Items from a dataset

──────────────────────────────

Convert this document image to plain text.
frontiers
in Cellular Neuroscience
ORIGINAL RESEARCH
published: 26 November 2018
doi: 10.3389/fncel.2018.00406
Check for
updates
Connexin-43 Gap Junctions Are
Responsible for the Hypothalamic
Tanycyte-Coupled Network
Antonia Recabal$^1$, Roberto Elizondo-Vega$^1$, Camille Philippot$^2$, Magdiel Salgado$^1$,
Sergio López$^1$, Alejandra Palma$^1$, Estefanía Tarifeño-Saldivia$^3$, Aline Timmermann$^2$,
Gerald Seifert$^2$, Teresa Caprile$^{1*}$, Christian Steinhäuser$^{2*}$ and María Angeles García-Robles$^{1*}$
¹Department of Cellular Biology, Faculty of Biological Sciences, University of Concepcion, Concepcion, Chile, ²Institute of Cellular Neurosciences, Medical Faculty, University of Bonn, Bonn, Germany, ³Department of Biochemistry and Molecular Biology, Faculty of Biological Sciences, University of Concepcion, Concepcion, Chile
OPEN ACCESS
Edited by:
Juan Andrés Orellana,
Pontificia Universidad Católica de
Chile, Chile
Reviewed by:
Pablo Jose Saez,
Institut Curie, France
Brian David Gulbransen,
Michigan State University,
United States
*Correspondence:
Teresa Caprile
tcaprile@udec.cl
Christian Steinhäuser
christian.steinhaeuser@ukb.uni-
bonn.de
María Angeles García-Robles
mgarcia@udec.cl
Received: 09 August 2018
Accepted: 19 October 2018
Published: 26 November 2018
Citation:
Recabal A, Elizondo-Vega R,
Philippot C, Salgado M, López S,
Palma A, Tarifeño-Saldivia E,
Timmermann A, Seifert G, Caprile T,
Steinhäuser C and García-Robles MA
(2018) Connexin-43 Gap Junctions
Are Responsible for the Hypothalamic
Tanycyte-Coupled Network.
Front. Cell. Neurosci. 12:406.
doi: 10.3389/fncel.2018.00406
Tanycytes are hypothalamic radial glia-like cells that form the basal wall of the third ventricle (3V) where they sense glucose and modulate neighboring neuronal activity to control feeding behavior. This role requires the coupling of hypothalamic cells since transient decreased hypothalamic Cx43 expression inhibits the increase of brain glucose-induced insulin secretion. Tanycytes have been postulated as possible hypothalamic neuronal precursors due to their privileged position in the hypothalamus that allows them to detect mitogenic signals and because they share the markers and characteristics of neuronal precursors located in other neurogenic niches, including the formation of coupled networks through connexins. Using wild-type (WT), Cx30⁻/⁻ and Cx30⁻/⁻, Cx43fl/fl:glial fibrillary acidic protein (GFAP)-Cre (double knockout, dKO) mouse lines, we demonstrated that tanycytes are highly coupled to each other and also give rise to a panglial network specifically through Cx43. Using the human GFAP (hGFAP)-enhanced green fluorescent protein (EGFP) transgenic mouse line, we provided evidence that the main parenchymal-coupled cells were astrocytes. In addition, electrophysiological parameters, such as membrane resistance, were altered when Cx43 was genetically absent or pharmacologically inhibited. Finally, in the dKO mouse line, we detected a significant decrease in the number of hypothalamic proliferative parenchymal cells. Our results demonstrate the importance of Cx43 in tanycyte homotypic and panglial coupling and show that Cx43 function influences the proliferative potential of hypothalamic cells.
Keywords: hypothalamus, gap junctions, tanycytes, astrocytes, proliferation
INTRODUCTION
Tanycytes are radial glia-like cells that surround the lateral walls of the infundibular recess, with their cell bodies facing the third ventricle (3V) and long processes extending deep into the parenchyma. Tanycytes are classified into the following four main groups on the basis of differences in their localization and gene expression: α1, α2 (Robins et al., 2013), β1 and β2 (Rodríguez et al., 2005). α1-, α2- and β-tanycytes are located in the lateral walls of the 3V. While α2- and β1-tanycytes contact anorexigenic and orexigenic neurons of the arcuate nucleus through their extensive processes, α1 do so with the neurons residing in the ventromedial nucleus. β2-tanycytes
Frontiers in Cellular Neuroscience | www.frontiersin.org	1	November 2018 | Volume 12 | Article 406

──────────────────────────────

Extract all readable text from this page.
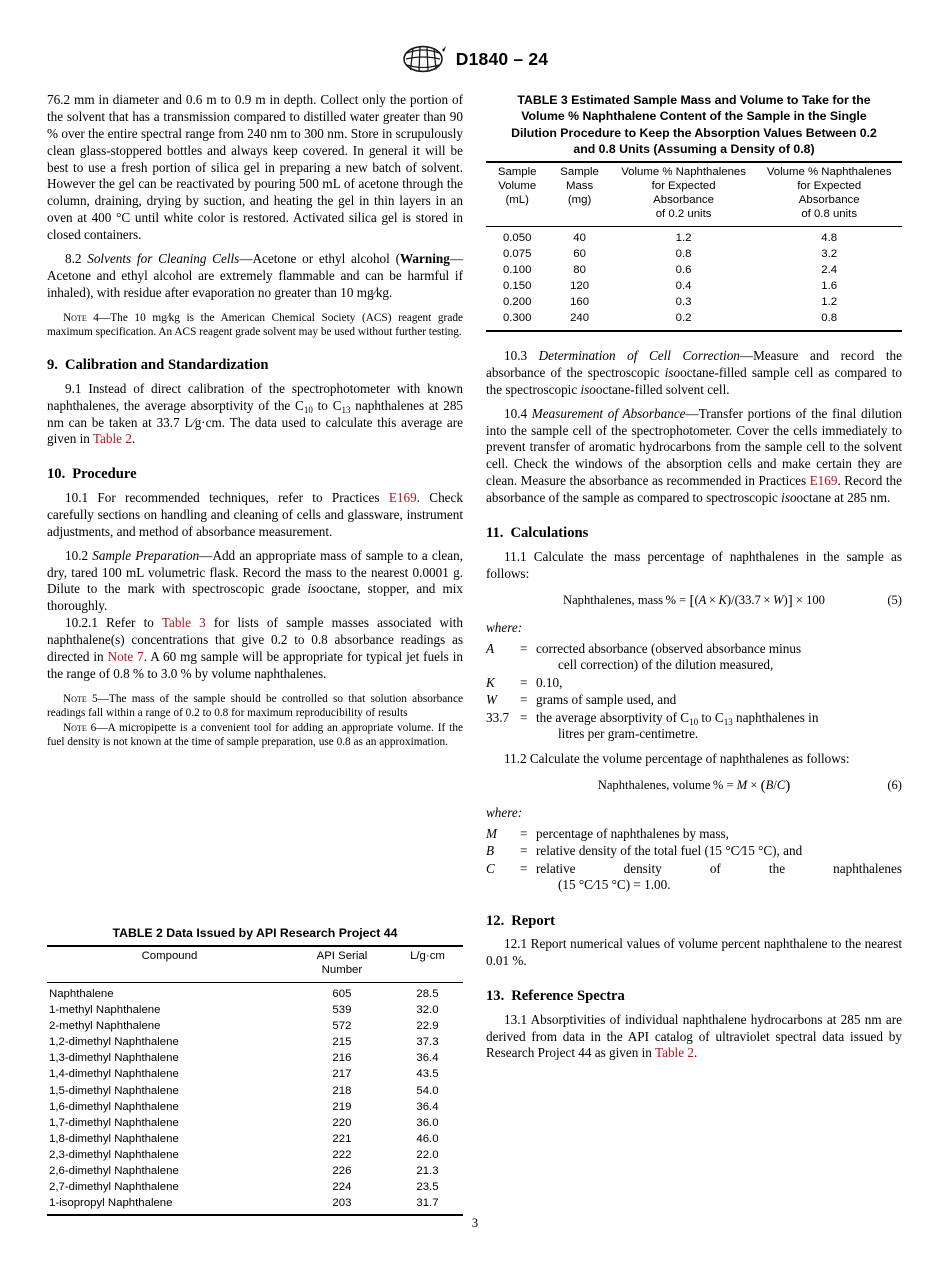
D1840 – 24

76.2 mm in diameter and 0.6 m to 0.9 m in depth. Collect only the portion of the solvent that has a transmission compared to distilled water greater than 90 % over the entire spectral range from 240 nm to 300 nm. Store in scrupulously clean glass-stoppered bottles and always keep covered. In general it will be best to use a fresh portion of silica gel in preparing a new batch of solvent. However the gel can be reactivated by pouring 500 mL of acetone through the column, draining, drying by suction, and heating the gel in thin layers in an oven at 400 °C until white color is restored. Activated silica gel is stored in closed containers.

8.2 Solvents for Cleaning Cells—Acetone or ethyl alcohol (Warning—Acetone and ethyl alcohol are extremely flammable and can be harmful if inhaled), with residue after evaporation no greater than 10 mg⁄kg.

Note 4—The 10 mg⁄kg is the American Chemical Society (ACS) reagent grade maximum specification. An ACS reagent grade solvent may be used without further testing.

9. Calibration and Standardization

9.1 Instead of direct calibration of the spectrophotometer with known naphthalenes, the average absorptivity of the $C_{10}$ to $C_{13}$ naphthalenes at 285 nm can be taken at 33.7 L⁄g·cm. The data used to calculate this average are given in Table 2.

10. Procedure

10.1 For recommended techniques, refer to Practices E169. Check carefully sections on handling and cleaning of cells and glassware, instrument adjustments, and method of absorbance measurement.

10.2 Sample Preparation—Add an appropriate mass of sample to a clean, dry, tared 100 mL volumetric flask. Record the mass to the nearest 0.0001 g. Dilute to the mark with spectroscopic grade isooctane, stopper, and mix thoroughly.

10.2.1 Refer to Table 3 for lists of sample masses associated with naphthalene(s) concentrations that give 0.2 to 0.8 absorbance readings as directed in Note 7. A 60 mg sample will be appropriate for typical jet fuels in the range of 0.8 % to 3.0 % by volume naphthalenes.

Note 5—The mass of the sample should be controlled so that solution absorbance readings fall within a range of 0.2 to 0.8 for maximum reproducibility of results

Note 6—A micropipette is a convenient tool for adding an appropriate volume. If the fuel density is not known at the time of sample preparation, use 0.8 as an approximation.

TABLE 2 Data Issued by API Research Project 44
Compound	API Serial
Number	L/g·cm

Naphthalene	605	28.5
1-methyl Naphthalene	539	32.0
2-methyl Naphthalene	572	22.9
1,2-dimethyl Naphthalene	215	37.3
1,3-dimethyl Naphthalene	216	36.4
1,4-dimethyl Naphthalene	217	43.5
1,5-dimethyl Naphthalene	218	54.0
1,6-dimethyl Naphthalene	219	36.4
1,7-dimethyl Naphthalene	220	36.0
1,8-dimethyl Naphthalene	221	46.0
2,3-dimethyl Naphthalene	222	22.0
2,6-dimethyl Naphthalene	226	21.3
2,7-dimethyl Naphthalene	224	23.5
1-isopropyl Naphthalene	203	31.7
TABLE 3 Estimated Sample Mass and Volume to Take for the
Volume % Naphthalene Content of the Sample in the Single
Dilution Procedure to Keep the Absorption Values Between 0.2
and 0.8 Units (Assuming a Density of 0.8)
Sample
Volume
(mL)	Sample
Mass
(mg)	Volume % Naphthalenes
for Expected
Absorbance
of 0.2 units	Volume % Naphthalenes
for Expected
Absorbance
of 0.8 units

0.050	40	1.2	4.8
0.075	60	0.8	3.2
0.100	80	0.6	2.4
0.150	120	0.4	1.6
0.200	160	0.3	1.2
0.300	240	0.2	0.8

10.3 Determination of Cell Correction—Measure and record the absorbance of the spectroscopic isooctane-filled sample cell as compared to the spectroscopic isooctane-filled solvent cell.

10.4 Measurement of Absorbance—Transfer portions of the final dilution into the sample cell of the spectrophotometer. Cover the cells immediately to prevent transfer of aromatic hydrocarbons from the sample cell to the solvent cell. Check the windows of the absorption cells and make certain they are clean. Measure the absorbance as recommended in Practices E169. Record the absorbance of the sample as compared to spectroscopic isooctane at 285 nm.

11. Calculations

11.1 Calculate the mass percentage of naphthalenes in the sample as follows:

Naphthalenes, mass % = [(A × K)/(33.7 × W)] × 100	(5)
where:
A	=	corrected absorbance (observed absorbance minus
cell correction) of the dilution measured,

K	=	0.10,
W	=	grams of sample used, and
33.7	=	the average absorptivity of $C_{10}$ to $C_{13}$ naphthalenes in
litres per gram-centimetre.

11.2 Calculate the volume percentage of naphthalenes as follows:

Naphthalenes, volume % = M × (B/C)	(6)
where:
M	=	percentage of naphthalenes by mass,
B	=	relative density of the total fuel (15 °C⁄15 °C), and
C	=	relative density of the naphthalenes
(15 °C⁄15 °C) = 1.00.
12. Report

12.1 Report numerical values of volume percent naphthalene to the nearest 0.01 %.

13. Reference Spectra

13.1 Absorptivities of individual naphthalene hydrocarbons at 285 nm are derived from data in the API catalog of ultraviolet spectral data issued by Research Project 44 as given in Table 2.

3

──────────────────────────────

> _ASSIGNED TASK_:
Count the lines in these records that hold the string "follows". Only the number is wanted.

> _THE COMPLETED TASK_:
2